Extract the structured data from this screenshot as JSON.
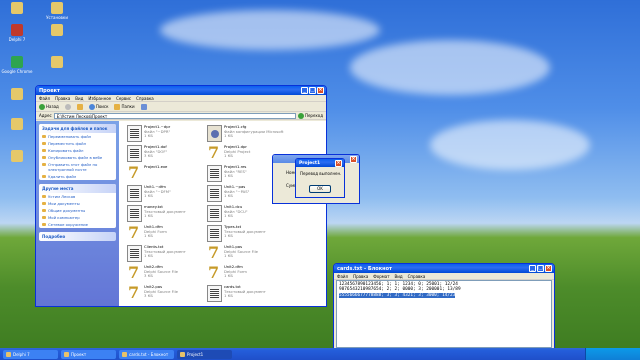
{
  "desktop": {
    "icons": [
      {
        "label": "",
        "icon": "folder-icon"
      },
      {
        "label": "Delphi 7",
        "icon": "delphi-icon"
      },
      {
        "label": "Google Chrome",
        "icon": "chrome-icon"
      },
      {
        "label": "",
        "icon": "folder-icon"
      },
      {
        "label": "",
        "icon": "folder-icon"
      },
      {
        "label": "Установки",
        "icon": "folder-icon"
      },
      {
        "label": "",
        "icon": "folder-icon"
      },
      {
        "label": "",
        "icon": "folder-icon"
      },
      {
        "label": "",
        "icon": "folder-icon"
      },
      {
        "label": "",
        "icon": "folder-icon"
      }
    ]
  },
  "explorer": {
    "title": "Проект",
    "menu": [
      "Файл",
      "Правка",
      "Вид",
      "Избранное",
      "Сервис",
      "Справка"
    ],
    "toolbar": {
      "back": "Назад",
      "search": "Поиск",
      "folders": "Папки"
    },
    "address_label": "Адрес",
    "address_value": "E:\\Устим Лесков\\Проект",
    "go_label": "Переход",
    "tasks": {
      "file_tasks_title": "Задачи для файлов и папок",
      "file_tasks": [
        "Переименовать файл",
        "Переместить файл",
        "Копировать файл",
        "Опубликовать файл в вебе",
        "Отправить этот файл по электронной почте",
        "Удалить файл"
      ],
      "other_places_title": "Другие места",
      "other_places": [
        "Устим Лесков",
        "Мои документы",
        "Общие документы",
        "Мой компьютер",
        "Сетевое окружение"
      ],
      "details_title": "Подробно"
    },
    "files": [
      {
        "name": "Project1.~dpr",
        "type": "Файл \"~DPR\"",
        "size": "1 КБ",
        "icon": "txt"
      },
      {
        "name": "Project1.dof",
        "type": "Файл \"DOF\"",
        "size": "3 КБ",
        "icon": "txt"
      },
      {
        "name": "Project1.exe",
        "type": "",
        "size": "",
        "icon": "delphi"
      },
      {
        "name": "Unit1.~dfm",
        "type": "Файл \"~DFM\"",
        "size": "1 КБ",
        "icon": "txt"
      },
      {
        "name": "money.txt",
        "type": "Текстовый документ",
        "size": "1 КБ",
        "icon": "txt"
      },
      {
        "name": "Unit1.dfm",
        "type": "Delphi Form",
        "size": "1 КБ",
        "icon": "delphi"
      },
      {
        "name": "Clients.txt",
        "type": "Текстовый документ",
        "size": "1 КБ",
        "icon": "txt"
      },
      {
        "name": "Unit2.dfm",
        "type": "Delphi Source File",
        "size": "3 КБ",
        "icon": "delphi"
      },
      {
        "name": "Unit2.pas",
        "type": "Delphi Source File",
        "size": "3 КБ",
        "icon": "delphi"
      },
      {
        "name": "Project1.cfg",
        "type": "Файл конфигурации Microsoft",
        "size": "1 КБ",
        "icon": "cfg"
      },
      {
        "name": "Project1.dpr",
        "type": "Delphi Project",
        "size": "1 КБ",
        "icon": "delphi"
      },
      {
        "name": "Project1.res",
        "type": "Файл \"RES\"",
        "size": "1 КБ",
        "icon": "txt"
      },
      {
        "name": "Unit1.~pas",
        "type": "Файл \"~PAS\"",
        "size": "1 КБ",
        "icon": "txt"
      },
      {
        "name": "Unit1.dcu",
        "type": "Файл \"DCU\"",
        "size": "1 КБ",
        "icon": "txt"
      },
      {
        "name": "Types.txt",
        "type": "Текстовый документ",
        "size": "1 КБ",
        "icon": "txt"
      },
      {
        "name": "Unit1.pas",
        "type": "Delphi Source File",
        "size": "1 КБ",
        "icon": "delphi"
      },
      {
        "name": "Unit2.dfm",
        "type": "Delphi Form",
        "size": "1 КБ",
        "icon": "delphi"
      },
      {
        "name": "cards.txt",
        "type": "Текстовый документ",
        "size": "1 КБ",
        "icon": "txt"
      }
    ]
  },
  "form_bg": {
    "title": "",
    "labels": [
      "Номе",
      "Сумм"
    ]
  },
  "dialog": {
    "title": "Project1",
    "message": "Перевод выполнен.",
    "ok_label": "OK"
  },
  "notepad": {
    "title": "cards.txt - Блокнот",
    "menu": [
      "Файл",
      "Правка",
      "Формат",
      "Вид",
      "Справка"
    ],
    "lines": [
      "1234567890123456; 1; 1; 1234; 0; 25001; 12/24",
      "9876543210987654; 2; 2; 0000; 3; 200001; 13/89",
      "5555666677778888; 3; 3; 4321; 3; 3000; 14/23"
    ]
  },
  "taskbar": {
    "items": [
      "Delphi 7",
      "Проект",
      "cards.txt - Блокнот",
      "Project1"
    ],
    "active_index": 3
  },
  "colors": {
    "xp_blue": "#0a5ff0",
    "task_panel": "#7ba2e7",
    "selection": "#316ac5",
    "close_red": "#d8512b"
  }
}
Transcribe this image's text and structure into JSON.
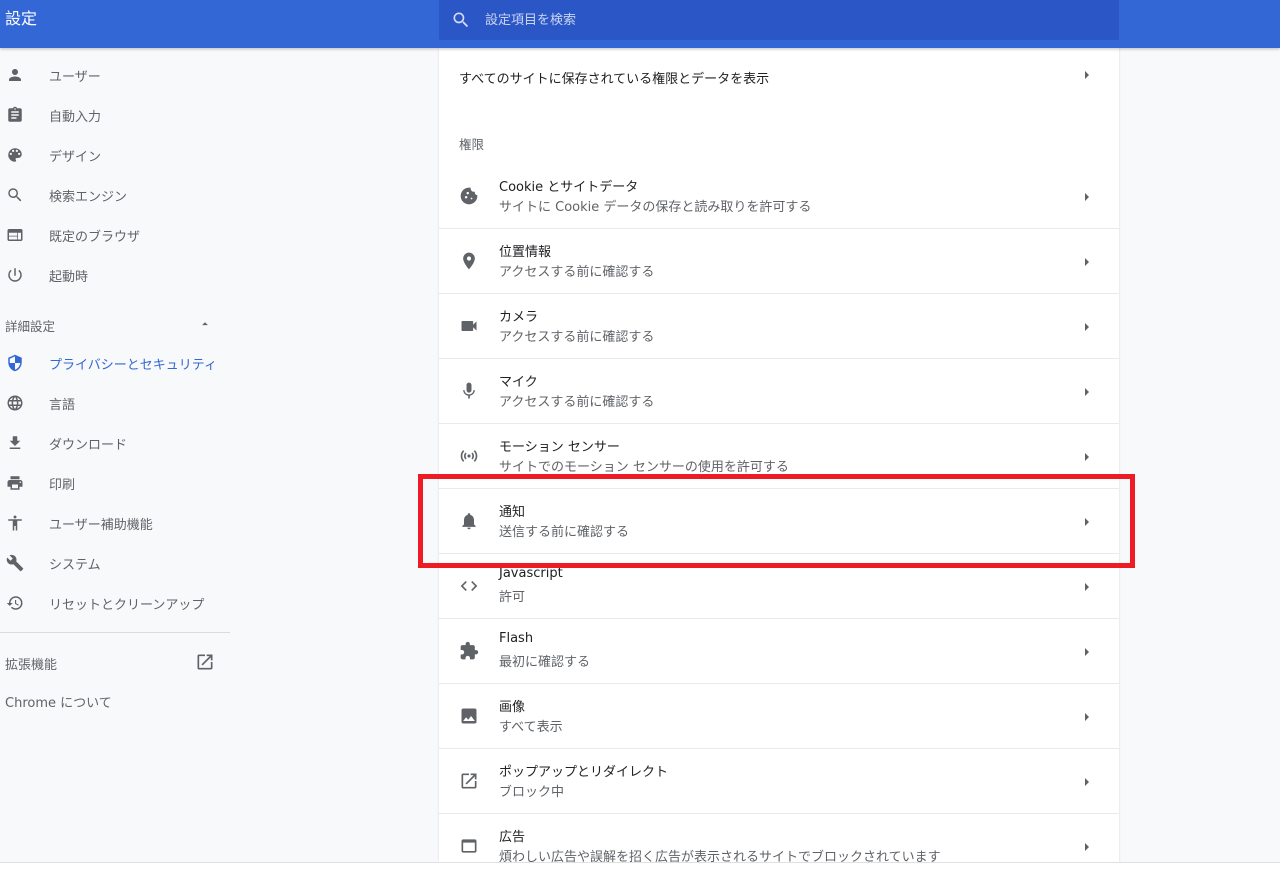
{
  "header": {
    "title": "設定",
    "search_placeholder": "設定項目を検索"
  },
  "sidebar": {
    "items": [
      {
        "label": "ユーザー",
        "icon": "person-icon"
      },
      {
        "label": "自動入力",
        "icon": "clipboard-icon"
      },
      {
        "label": "デザイン",
        "icon": "palette-icon"
      },
      {
        "label": "検索エンジン",
        "icon": "search-icon"
      },
      {
        "label": "既定のブラウザ",
        "icon": "browser-icon"
      },
      {
        "label": "起動時",
        "icon": "power-icon"
      }
    ],
    "advanced_label": "詳細設定",
    "advanced_items": [
      {
        "label": "プライバシーとセキュリティ",
        "icon": "shield-icon",
        "active": true
      },
      {
        "label": "言語",
        "icon": "globe-icon"
      },
      {
        "label": "ダウンロード",
        "icon": "download-icon"
      },
      {
        "label": "印刷",
        "icon": "printer-icon"
      },
      {
        "label": "ユーザー補助機能",
        "icon": "accessibility-icon"
      },
      {
        "label": "システム",
        "icon": "wrench-icon"
      },
      {
        "label": "リセットとクリーンアップ",
        "icon": "restore-icon"
      }
    ],
    "extensions_label": "拡張機能",
    "about_label": "Chrome について"
  },
  "main": {
    "all_sites_label": "すべてのサイトに保存されている権限とデータを表示",
    "permissions_header": "権限",
    "permissions": [
      {
        "title": "Cookie とサイトデータ",
        "subtitle": "サイトに Cookie データの保存と読み取りを許可する",
        "icon": "cookie-icon"
      },
      {
        "title": "位置情報",
        "subtitle": "アクセスする前に確認する",
        "icon": "location-pin-icon"
      },
      {
        "title": "カメラ",
        "subtitle": "アクセスする前に確認する",
        "icon": "camera-icon"
      },
      {
        "title": "マイク",
        "subtitle": "アクセスする前に確認する",
        "icon": "microphone-icon"
      },
      {
        "title": "モーション センサー",
        "subtitle": "サイトでのモーション センサーの使用を許可する",
        "icon": "sensor-icon"
      },
      {
        "title": "通知",
        "subtitle": "送信する前に確認する",
        "icon": "bell-icon"
      },
      {
        "title": "Javascript",
        "subtitle": "許可",
        "icon": "code-icon"
      },
      {
        "title": "Flash",
        "subtitle": "最初に確認する",
        "icon": "puzzle-icon"
      },
      {
        "title": "画像",
        "subtitle": "すべて表示",
        "icon": "image-icon"
      },
      {
        "title": "ポップアップとリダイレクト",
        "subtitle": "ブロック中",
        "icon": "open-in-new-icon"
      },
      {
        "title": "広告",
        "subtitle": "煩わしい広告や誤解を招く広告が表示されるサイトでブロックされています",
        "icon": "ad-window-icon"
      }
    ]
  },
  "colors": {
    "header_blue": "#3367d6",
    "search_blue": "#2a56c6",
    "active_blue": "#3367d6",
    "highlight_red": "#ed1c24"
  }
}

════════════════════

- _What this task involves_
Reproduce the listing above exactly, excluding all pictures.

- _The reply_
Extract the structured data from this screenshot as JSON.
{
  "desktop": {
    "icons": [
      {
        "label": "",
        "icon": "folder-icon"
      },
      {
        "label": "Delphi 7",
        "icon": "delphi-icon"
      },
      {
        "label": "Google Chrome",
        "icon": "chrome-icon"
      },
      {
        "label": "",
        "icon": "folder-icon"
      },
      {
        "label": "",
        "icon": "folder-icon"
      },
      {
        "label": "Установки",
        "icon": "folder-icon"
      },
      {
        "label": "",
        "icon": "folder-icon"
      },
      {
        "label": "",
        "icon": "folder-icon"
      },
      {
        "label": "",
        "icon": "folder-icon"
      },
      {
        "label": "",
        "icon": "folder-icon"
      }
    ]
  },
  "explorer": {
    "title": "Проект",
    "menu": [
      "Файл",
      "Правка",
      "Вид",
      "Избранное",
      "Сервис",
      "Справка"
    ],
    "toolbar": {
      "back": "Назад",
      "search": "Поиск",
      "folders": "Папки"
    },
    "address_label": "Адрес",
    "address_value": "E:\\Устим Лесков\\Проект",
    "go_label": "Переход",
    "tasks": {
      "file_tasks_title": "Задачи для файлов и папок",
      "file_tasks": [
        "Переименовать файл",
        "Переместить файл",
        "Копировать файл",
        "Опубликовать файл в вебе",
        "Отправить этот файл по электронной почте",
        "Удалить файл"
      ],
      "other_places_title": "Другие места",
      "other_places": [
        "Устим Лесков",
        "Мои документы",
        "Общие документы",
        "Мой компьютер",
        "Сетевое окружение"
      ],
      "details_title": "Подробно"
    },
    "files": [
      {
        "name": "Project1.~dpr",
        "type": "Файл \"~DPR\"",
        "size": "1 КБ",
        "icon": "txt"
      },
      {
        "name": "Project1.dof",
        "type": "Файл \"DOF\"",
        "size": "3 КБ",
        "icon": "txt"
      },
      {
        "name": "Project1.exe",
        "type": "",
        "size": "",
        "icon": "delphi"
      },
      {
        "name": "Unit1.~dfm",
        "type": "Файл \"~DFM\"",
        "size": "1 КБ",
        "icon": "txt"
      },
      {
        "name": "money.txt",
        "type": "Текстовый документ",
        "size": "1 КБ",
        "icon": "txt"
      },
      {
        "name": "Unit1.dfm",
        "type": "Delphi Form",
        "size": "1 КБ",
        "icon": "delphi"
      },
      {
        "name": "Clients.txt",
        "type": "Текстовый документ",
        "size": "1 КБ",
        "icon": "txt"
      },
      {
        "name": "Unit2.dfm",
        "type": "Delphi Source File",
        "size": "3 КБ",
        "icon": "delphi"
      },
      {
        "name": "Unit2.pas",
        "type": "Delphi Source File",
        "size": "3 КБ",
        "icon": "delphi"
      },
      {
        "name": "Project1.cfg",
        "type": "Файл конфигурации Microsoft",
        "size": "1 КБ",
        "icon": "cfg"
      },
      {
        "name": "Project1.dpr",
        "type": "Delphi Project",
        "size": "1 КБ",
        "icon": "delphi"
      },
      {
        "name": "Project1.res",
        "type": "Файл \"RES\"",
        "size": "1 КБ",
        "icon": "txt"
      },
      {
        "name": "Unit1.~pas",
        "type": "Файл \"~PAS\"",
        "size": "1 КБ",
        "icon": "txt"
      },
      {
        "name": "Unit1.dcu",
        "type": "Файл \"DCU\"",
        "size": "1 КБ",
        "icon": "txt"
      },
      {
        "name": "Types.txt",
        "type": "Текстовый документ",
        "size": "1 КБ",
        "icon": "txt"
      },
      {
        "name": "Unit1.pas",
        "type": "Delphi Source File",
        "size": "1 КБ",
        "icon": "delphi"
      },
      {
        "name": "Unit2.dfm",
        "type": "Delphi Form",
        "size": "1 КБ",
        "icon": "delphi"
      },
      {
        "name": "cards.txt",
        "type": "Текстовый документ",
        "size": "1 КБ",
        "icon": "txt"
      }
    ]
  },
  "form_bg": {
    "title": "",
    "labels": [
      "Номе",
      "Сумм"
    ]
  },
  "dialog": {
    "title": "Project1",
    "message": "Перевод выполнен.",
    "ok_label": "OK"
  },
  "notepad": {
    "title": "cards.txt - Блокнот",
    "menu": [
      "Файл",
      "Правка",
      "Формат",
      "Вид",
      "Справка"
    ],
    "lines": [
      "1234567890123456; 1; 1; 1234; 0; 25001; 12/24",
      "9876543210987654; 2; 2; 0000; 3; 200001; 13/89",
      "5555666677778888; 3; 3; 4321; 3; 3000; 14/23"
    ]
  },
  "taskbar": {
    "items": [
      "Delphi 7",
      "Проект",
      "cards.txt - Блокнот",
      "Project1"
    ],
    "active_index": 3
  },
  "colors": {
    "xp_blue": "#0a5ff0",
    "task_panel": "#7ba2e7",
    "selection": "#316ac5",
    "close_red": "#d8512b"
  }
}
Transcribe this image's text and structure into JSON.
{
  "header": {
    "title": "設定",
    "search_placeholder": "設定項目を検索"
  },
  "sidebar": {
    "items": [
      {
        "label": "ユーザー",
        "icon": "person-icon"
      },
      {
        "label": "自動入力",
        "icon": "clipboard-icon"
      },
      {
        "label": "デザイン",
        "icon": "palette-icon"
      },
      {
        "label": "検索エンジン",
        "icon": "search-icon"
      },
      {
        "label": "既定のブラウザ",
        "icon": "browser-icon"
      },
      {
        "label": "起動時",
        "icon": "power-icon"
      }
    ],
    "advanced_label": "詳細設定",
    "advanced_items": [
      {
        "label": "プライバシーとセキュリティ",
        "icon": "shield-icon",
        "active": true
      },
      {
        "label": "言語",
        "icon": "globe-icon"
      },
      {
        "label": "ダウンロード",
        "icon": "download-icon"
      },
      {
        "label": "印刷",
        "icon": "printer-icon"
      },
      {
        "label": "ユーザー補助機能",
        "icon": "accessibility-icon"
      },
      {
        "label": "システム",
        "icon": "wrench-icon"
      },
      {
        "label": "リセットとクリーンアップ",
        "icon": "restore-icon"
      }
    ],
    "extensions_label": "拡張機能",
    "about_label": "Chrome について"
  },
  "main": {
    "all_sites_label": "すべてのサイトに保存されている権限とデータを表示",
    "permissions_header": "権限",
    "permissions": [
      {
        "title": "Cookie とサイトデータ",
        "subtitle": "サイトに Cookie データの保存と読み取りを許可する",
        "icon": "cookie-icon"
      },
      {
        "title": "位置情報",
        "subtitle": "アクセスする前に確認する",
        "icon": "location-pin-icon"
      },
      {
        "title": "カメラ",
        "subtitle": "アクセスする前に確認する",
        "icon": "camera-icon"
      },
      {
        "title": "マイク",
        "subtitle": "アクセスする前に確認する",
        "icon": "microphone-icon"
      },
      {
        "title": "モーション センサー",
        "subtitle": "サイトでのモーション センサーの使用を許可する",
        "icon": "sensor-icon"
      },
      {
        "title": "通知",
        "subtitle": "送信する前に確認する",
        "icon": "bell-icon"
      },
      {
        "title": "Javascript",
        "subtitle": "許可",
        "icon": "code-icon"
      },
      {
        "title": "Flash",
        "subtitle": "最初に確認する",
        "icon": "puzzle-icon"
      },
      {
        "title": "画像",
        "subtitle": "すべて表示",
        "icon": "image-icon"
      },
      {
        "title": "ポップアップとリダイレクト",
        "subtitle": "ブロック中",
        "icon": "open-in-new-icon"
      },
      {
        "title": "広告",
        "subtitle": "煩わしい広告や誤解を招く広告が表示されるサイトでブロックされています",
        "icon": "ad-window-icon"
      }
    ]
  },
  "colors": {
    "header_blue": "#3367d6",
    "search_blue": "#2a56c6",
    "active_blue": "#3367d6",
    "highlight_red": "#ed1c24"
  }
}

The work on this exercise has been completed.